:: Provided entries
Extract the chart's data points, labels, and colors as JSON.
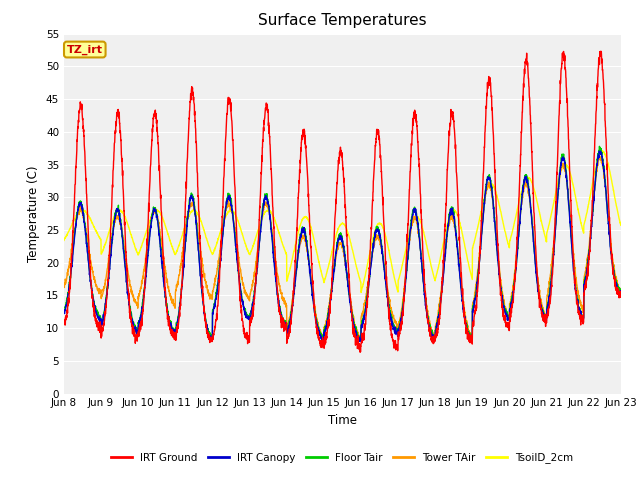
{
  "title": "Surface Temperatures",
  "ylabel": "Temperature (C)",
  "xlabel": "Time",
  "ylim": [
    0,
    55
  ],
  "yticks": [
    0,
    5,
    10,
    15,
    20,
    25,
    30,
    35,
    40,
    45,
    50,
    55
  ],
  "n_days": 15,
  "x_tick_labels": [
    "Jun 8",
    "Jun 9",
    "Jun 10",
    "Jun 11",
    "Jun 12",
    "Jun 13",
    "Jun 14",
    "Jun 15",
    "Jun 16",
    "Jun 17",
    "Jun 18",
    "Jun 19",
    "Jun 20",
    "Jun 21",
    "Jun 22",
    "Jun 23"
  ],
  "fig_bg_color": "#ffffff",
  "plot_bg_color": "#f0f0f0",
  "legend_entries": [
    "IRT Ground",
    "IRT Canopy",
    "Floor Tair",
    "Tower TAir",
    "TsoilD_2cm"
  ],
  "legend_colors": [
    "#ff0000",
    "#0000cc",
    "#00cc00",
    "#ff9900",
    "#ffff00"
  ],
  "annotation_text": "TZ_irt",
  "annotation_color": "#cc0000",
  "annotation_bg": "#ffff99",
  "annotation_border": "#cc9900",
  "ground_peaks": [
    44,
    43,
    43,
    46.5,
    45,
    44,
    40,
    37,
    40,
    43,
    43,
    48,
    51,
    52,
    52
  ],
  "ground_mins": [
    10,
    8.5,
    8.5,
    8,
    8,
    10,
    7.5,
    7,
    7,
    8,
    8,
    10,
    11,
    11,
    15
  ],
  "canopy_peaks": [
    29,
    28,
    28,
    30,
    30,
    30,
    25,
    24,
    25,
    28,
    28,
    33,
    33,
    36,
    37
  ],
  "canopy_mins": [
    11,
    9,
    9,
    8,
    11,
    10,
    8,
    8,
    9,
    8,
    8,
    11,
    11,
    11,
    15
  ],
  "floor_peaks": [
    29,
    28,
    28,
    30,
    30,
    30,
    25,
    24,
    25,
    28,
    28,
    33,
    33,
    36,
    37
  ],
  "floor_mins": [
    11,
    9,
    9,
    8,
    11,
    10,
    8,
    8,
    9,
    8,
    8,
    11,
    11,
    11,
    15
  ],
  "tower_peaks": [
    28,
    27,
    28,
    29,
    29,
    29,
    24,
    23,
    24,
    27,
    27,
    32,
    32,
    35,
    36
  ],
  "tower_mins": [
    15,
    13,
    13,
    14,
    14,
    13,
    8,
    8,
    10,
    8,
    8,
    11,
    11,
    12,
    15
  ],
  "soil_peaks": [
    28,
    28,
    28,
    28,
    28,
    28,
    27,
    26,
    26,
    27,
    28,
    32,
    33,
    35,
    37
  ],
  "soil_mins": [
    22,
    19,
    19,
    19,
    19,
    19,
    14,
    14,
    12,
    14,
    14,
    19,
    20,
    21,
    22
  ]
}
::::
Do this: Omit every picture, then reproduce the rest of the listing exactly.

Result of the task:
Extract the chart's data points, labels, and colors as JSON.
{
  "title": "Surface Temperatures",
  "ylabel": "Temperature (C)",
  "xlabel": "Time",
  "ylim": [
    0,
    55
  ],
  "yticks": [
    0,
    5,
    10,
    15,
    20,
    25,
    30,
    35,
    40,
    45,
    50,
    55
  ],
  "n_days": 15,
  "x_tick_labels": [
    "Jun 8",
    "Jun 9",
    "Jun 10",
    "Jun 11",
    "Jun 12",
    "Jun 13",
    "Jun 14",
    "Jun 15",
    "Jun 16",
    "Jun 17",
    "Jun 18",
    "Jun 19",
    "Jun 20",
    "Jun 21",
    "Jun 22",
    "Jun 23"
  ],
  "fig_bg_color": "#ffffff",
  "plot_bg_color": "#f0f0f0",
  "legend_entries": [
    "IRT Ground",
    "IRT Canopy",
    "Floor Tair",
    "Tower TAir",
    "TsoilD_2cm"
  ],
  "legend_colors": [
    "#ff0000",
    "#0000cc",
    "#00cc00",
    "#ff9900",
    "#ffff00"
  ],
  "annotation_text": "TZ_irt",
  "annotation_color": "#cc0000",
  "annotation_bg": "#ffff99",
  "annotation_border": "#cc9900",
  "ground_peaks": [
    44,
    43,
    43,
    46.5,
    45,
    44,
    40,
    37,
    40,
    43,
    43,
    48,
    51,
    52,
    52
  ],
  "ground_mins": [
    10,
    8.5,
    8.5,
    8,
    8,
    10,
    7.5,
    7,
    7,
    8,
    8,
    10,
    11,
    11,
    15
  ],
  "canopy_peaks": [
    29,
    28,
    28,
    30,
    30,
    30,
    25,
    24,
    25,
    28,
    28,
    33,
    33,
    36,
    37
  ],
  "canopy_mins": [
    11,
    9,
    9,
    8,
    11,
    10,
    8,
    8,
    9,
    8,
    8,
    11,
    11,
    11,
    15
  ],
  "floor_peaks": [
    29,
    28,
    28,
    30,
    30,
    30,
    25,
    24,
    25,
    28,
    28,
    33,
    33,
    36,
    37
  ],
  "floor_mins": [
    11,
    9,
    9,
    8,
    11,
    10,
    8,
    8,
    9,
    8,
    8,
    11,
    11,
    11,
    15
  ],
  "tower_peaks": [
    28,
    27,
    28,
    29,
    29,
    29,
    24,
    23,
    24,
    27,
    27,
    32,
    32,
    35,
    36
  ],
  "tower_mins": [
    15,
    13,
    13,
    14,
    14,
    13,
    8,
    8,
    10,
    8,
    8,
    11,
    11,
    12,
    15
  ],
  "soil_peaks": [
    28,
    28,
    28,
    28,
    28,
    28,
    27,
    26,
    26,
    27,
    28,
    32,
    33,
    35,
    37
  ],
  "soil_mins": [
    22,
    19,
    19,
    19,
    19,
    19,
    14,
    14,
    12,
    14,
    14,
    19,
    20,
    21,
    22
  ]
}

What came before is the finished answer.